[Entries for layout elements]
+---+

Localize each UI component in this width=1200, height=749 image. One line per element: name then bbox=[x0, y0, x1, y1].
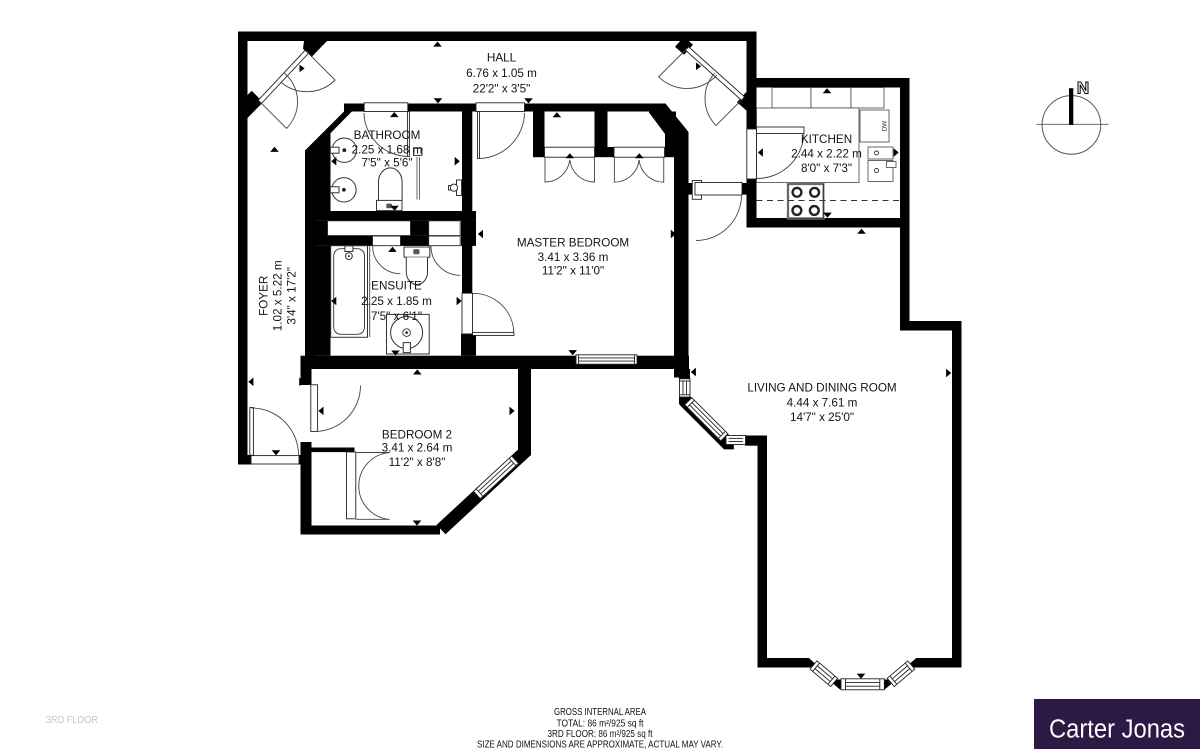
svg-text:1.02 x 5.22 m: 1.02 x 5.22 m bbox=[271, 260, 284, 331]
svg-text:KITCHEN: KITCHEN bbox=[801, 133, 852, 146]
svg-text:SIZE AND DIMENSIONS ARE APPROX: SIZE AND DIMENSIONS ARE APPROXIMATE, ACT… bbox=[477, 739, 723, 749]
svg-text:3RD FLOOR: 3RD FLOOR bbox=[46, 714, 98, 726]
svg-text:3.41 x 3.36 m: 3.41 x 3.36 m bbox=[538, 251, 609, 264]
svg-text:3RD FLOOR: 86 m²/925 sq ft: 3RD FLOOR: 86 m²/925 sq ft bbox=[548, 729, 653, 740]
svg-text:2.25 x 1.85 m: 2.25 x 1.85 m bbox=[361, 295, 432, 308]
svg-text:GROSS INTERNAL AREA: GROSS INTERNAL AREA bbox=[554, 707, 646, 718]
svg-text:TOTAL: 86 m²/925 sq ft: TOTAL: 86 m²/925 sq ft bbox=[557, 718, 644, 729]
svg-text:DW: DW bbox=[882, 121, 889, 132]
svg-text:ENSUITE: ENSUITE bbox=[371, 279, 422, 292]
svg-text:3.41 x 2.64 m: 3.41 x 2.64 m bbox=[382, 442, 453, 455]
svg-text:BEDROOM 2: BEDROOM 2 bbox=[382, 428, 452, 441]
svg-text:FOYER: FOYER bbox=[257, 276, 270, 316]
svg-text:11'2" x 11'0": 11'2" x 11'0" bbox=[542, 264, 604, 277]
svg-text:4.44 x 7.61 m: 4.44 x 7.61 m bbox=[787, 396, 858, 409]
svg-text:8'0" x 7'3": 8'0" x 7'3" bbox=[801, 162, 852, 175]
svg-text:LIVING AND DINING ROOM: LIVING AND DINING ROOM bbox=[747, 381, 896, 394]
svg-text:7'5" x 5'6": 7'5" x 5'6" bbox=[361, 157, 412, 170]
svg-text:Carter Jonas: Carter Jonas bbox=[1049, 716, 1185, 744]
svg-text:22'2" x 3'5": 22'2" x 3'5" bbox=[473, 83, 531, 96]
svg-text:MASTER BEDROOM: MASTER BEDROOM bbox=[517, 237, 629, 250]
svg-text:HALL: HALL bbox=[487, 51, 517, 64]
svg-text:11'2" x 8'8": 11'2" x 8'8" bbox=[389, 456, 446, 469]
svg-text:14'7" x 25'0": 14'7" x 25'0" bbox=[790, 411, 854, 424]
svg-text:BATHROOM: BATHROOM bbox=[354, 129, 421, 142]
svg-text:N: N bbox=[1077, 79, 1089, 98]
svg-text:7'5" x 6'1": 7'5" x 6'1" bbox=[371, 310, 422, 323]
svg-text:2.44 x 2.22 m: 2.44 x 2.22 m bbox=[791, 148, 862, 161]
svg-text:2.25 x 1.68 m: 2.25 x 1.68 m bbox=[352, 143, 423, 156]
svg-text:3'4" x 17'2": 3'4" x 17'2" bbox=[286, 267, 299, 325]
svg-text:6.76 x 1.05 m: 6.76 x 1.05 m bbox=[466, 67, 537, 80]
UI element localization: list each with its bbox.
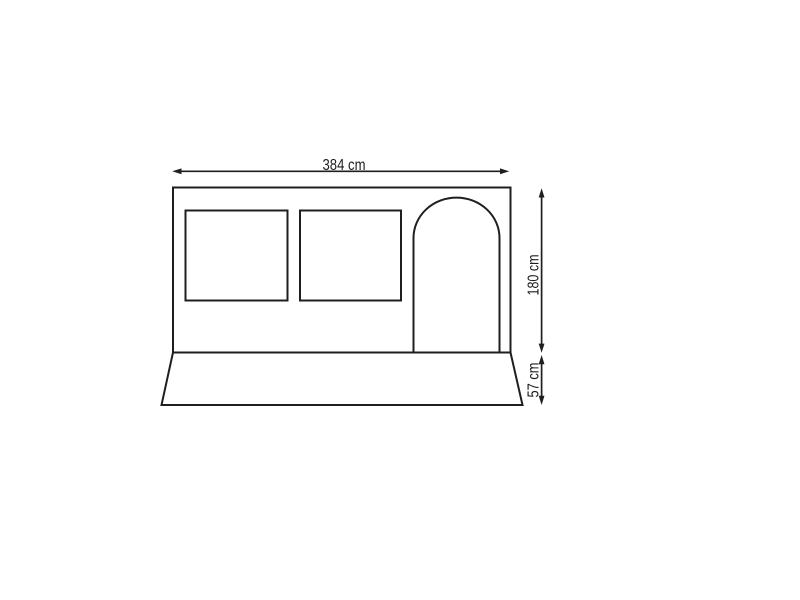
- svg-text:57 cm: 57 cm: [526, 363, 543, 398]
- svg-text:384 cm: 384 cm: [323, 157, 366, 174]
- svg-text:180 cm: 180 cm: [526, 255, 543, 296]
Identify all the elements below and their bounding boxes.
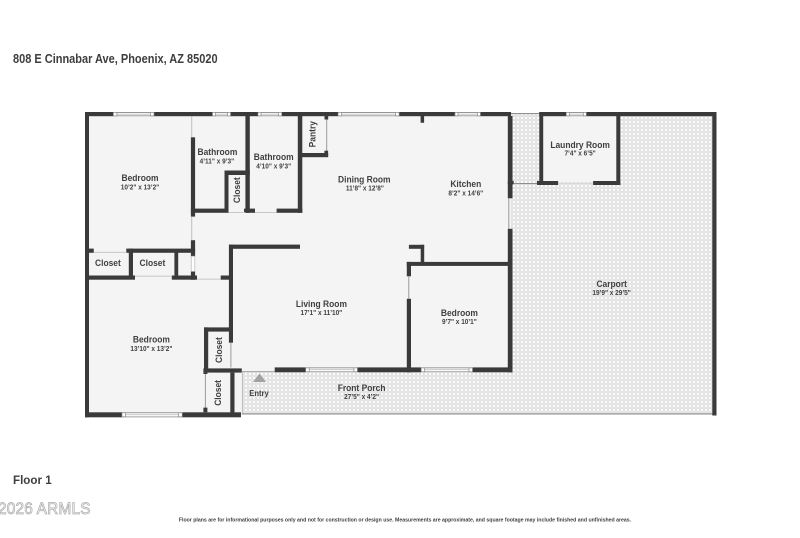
svg-text:17’1" x 11’10": 17’1" x 11’10" [301, 310, 343, 317]
svg-text:4’10" x 9’3": 4’10" x 9’3" [256, 163, 291, 170]
svg-text:Bedroom: Bedroom [133, 334, 170, 345]
svg-text:Bedroom: Bedroom [121, 172, 158, 183]
svg-text:4’11" x 9’3": 4’11" x 9’3" [200, 158, 235, 165]
svg-text:Kitchen: Kitchen [450, 179, 481, 190]
svg-text:Closet: Closet [95, 258, 121, 269]
svg-text:Floor 1: Floor 1 [13, 474, 52, 487]
svg-text:Bedroom: Bedroom [441, 308, 478, 319]
svg-text:11’8" x 12’8": 11’8" x 12’8" [346, 185, 384, 192]
svg-text:8’2" x 14’6": 8’2" x 14’6" [448, 190, 483, 197]
svg-text:Closet: Closet [212, 380, 223, 406]
svg-text:19’9" x 29’5": 19’9" x 29’5" [592, 290, 630, 297]
svg-text:7’4" x 6’5": 7’4" x 6’5" [564, 150, 595, 157]
svg-text:9’7" x 10’1": 9’7" x 10’1" [442, 319, 477, 326]
svg-text:Entry: Entry [249, 389, 269, 398]
svg-text:Bathroom: Bathroom [197, 147, 237, 158]
svg-text:13’10" x 13’2": 13’10" x 13’2" [130, 346, 172, 353]
svg-text:808 E Cinnabar Ave, Phoenix, A: 808 E Cinnabar Ave, Phoenix, AZ 85020 [13, 51, 218, 66]
svg-text:Pantry: Pantry [307, 121, 318, 147]
svg-text:2026 ARMLS: 2026 ARMLS [0, 500, 91, 519]
svg-text:Closet: Closet [213, 337, 224, 363]
svg-text:27’5" x 4’2": 27’5" x 4’2" [344, 394, 379, 401]
svg-text:Carport: Carport [596, 279, 626, 290]
svg-text:Living Room: Living Room [296, 298, 347, 309]
svg-text:Closet: Closet [140, 258, 166, 269]
svg-text:Bathroom: Bathroom [254, 152, 294, 163]
svg-text:Floor plans are for informatio: Floor plans are for informational purpos… [179, 518, 632, 524]
svg-text:Laundry Room: Laundry Room [550, 140, 610, 151]
svg-text:10’2" x 13’2": 10’2" x 13’2" [121, 184, 159, 191]
svg-text:Closet: Closet [232, 177, 243, 203]
svg-text:Dining Room: Dining Room [338, 174, 390, 185]
svg-text:Front Porch: Front Porch [338, 383, 386, 394]
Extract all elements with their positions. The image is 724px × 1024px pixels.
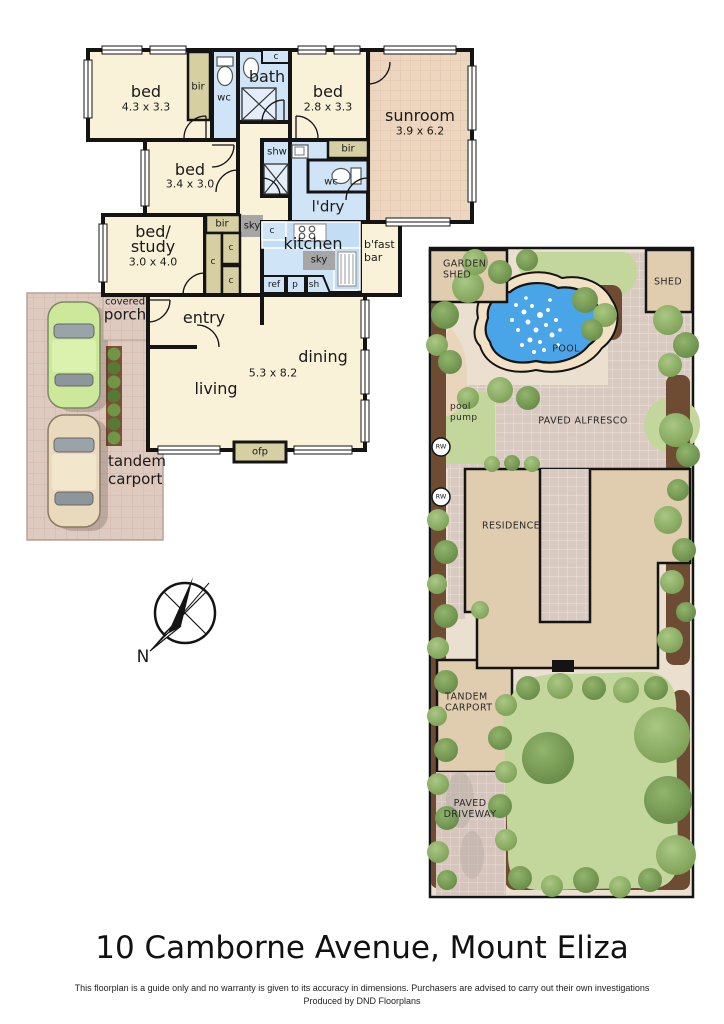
label-p: p <box>292 280 298 290</box>
label-shed: SHED <box>654 278 682 289</box>
label-bir: bir <box>341 143 354 155</box>
page-title: 10 Camborne Avenue, Mount Eliza <box>0 930 724 966</box>
label-c: c <box>229 276 234 286</box>
label-pool-pump: pool pump <box>450 402 480 424</box>
label-sky: sky <box>311 254 328 266</box>
dims-bed3: 3.4 x 3.0 <box>166 179 215 192</box>
dims-bed1: 4.3 x 3.3 <box>122 102 171 115</box>
label-bath: bath <box>249 68 285 86</box>
compass-icon <box>150 577 215 651</box>
floorplan-graphics <box>0 0 724 1024</box>
label-sunroom: sunroom <box>385 107 455 125</box>
label-tandem-carport: tandem carport <box>108 452 178 488</box>
label-kitchen: kitchen <box>284 235 343 253</box>
doorstep <box>552 660 574 672</box>
dims-bed2: 2.8 x 3.3 <box>304 102 353 115</box>
label-paved-driveway: PAVED DRIVEWAY <box>440 799 500 821</box>
produced-by-text: Produced by DND Floorplans <box>0 996 724 1006</box>
label-shw: shw <box>267 146 287 158</box>
dims-sunroom: 3.9 x 6.2 <box>396 126 445 139</box>
label-sh: sh <box>309 280 319 290</box>
floorplan-page: bed 4.3 x 3.3 bir wc bath c bed 2.8 x 3.… <box>0 0 724 1024</box>
label-living: living <box>194 380 237 398</box>
car-icon <box>48 302 108 412</box>
label-dining: dining <box>298 348 347 366</box>
toilet-icon <box>217 57 233 86</box>
disclaimer-text: This floorplan is a guide only and no wa… <box>0 983 724 993</box>
label-garden-shed: GARDEN SHED <box>443 259 498 282</box>
label-bir: bir <box>191 81 204 93</box>
dims-living: 5.3 x 8.2 <box>249 368 298 381</box>
courtyard <box>540 469 590 622</box>
label-porch: porch <box>104 306 146 323</box>
label-c: c <box>274 52 279 62</box>
lawn-bottom <box>503 672 678 890</box>
label-sky: sky <box>244 220 261 232</box>
label-bir: bir <box>215 218 228 230</box>
label-paved-alfresco: PAVED ALFRESCO <box>538 417 627 428</box>
label-ref: ref <box>268 280 280 290</box>
label-bed2: bed <box>313 83 343 101</box>
label-bed1: bed <box>131 83 161 101</box>
label-entry: entry <box>183 309 225 327</box>
label-wc: wc <box>324 176 338 188</box>
label-residence: RESIDENCE <box>482 522 540 533</box>
label-site-carport: TANDEM CARPORT <box>445 692 503 715</box>
label-c: c <box>211 257 216 267</box>
car-icon <box>48 415 108 531</box>
dims-bed-study: 3.0 x 4.0 <box>129 257 178 270</box>
compass-north-label: N <box>137 648 150 668</box>
label-ofp: ofp <box>252 446 268 458</box>
label-bed-study-2: study <box>131 238 175 256</box>
label-bed3: bed <box>175 161 205 179</box>
label-rw: RW <box>436 443 447 450</box>
label-rw: RW <box>436 493 447 500</box>
label-wc: wc <box>217 92 231 104</box>
label-c: c <box>229 243 234 253</box>
label-pool: POOL <box>552 345 580 356</box>
trough-icon <box>292 145 308 158</box>
label-bfast-bar: b'fast bar <box>364 238 398 264</box>
label-c: c <box>270 226 275 236</box>
label-ldry: l'dry <box>312 198 345 215</box>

+---+

→ **To be done**
Could you repeat, word for word, the lines of the material between the line holding "310, 343, 317]" and the line holding "190, 483, 197]", inclusive?

→ **Full solution**
svg-text:17’1" x 11’10": 17’1" x 11’10" [301, 310, 343, 317]
svg-text:4’10" x 9’3": 4’10" x 9’3" [256, 163, 291, 170]
svg-text:Bedroom: Bedroom [133, 334, 170, 345]
svg-text:Bedroom: Bedroom [121, 172, 158, 183]
svg-text:4’11" x 9’3": 4’11" x 9’3" [200, 158, 235, 165]
svg-text:Kitchen: Kitchen [450, 179, 481, 190]
svg-text:Closet: Closet [95, 258, 121, 269]
svg-text:Floor 1: Floor 1 [13, 474, 52, 487]
svg-text:Bedroom: Bedroom [441, 308, 478, 319]
svg-text:11’8" x 12’8": 11’8" x 12’8" [346, 185, 384, 192]
svg-text:8’2" x 14’6": 8’2" x 14’6" [448, 190, 483, 197]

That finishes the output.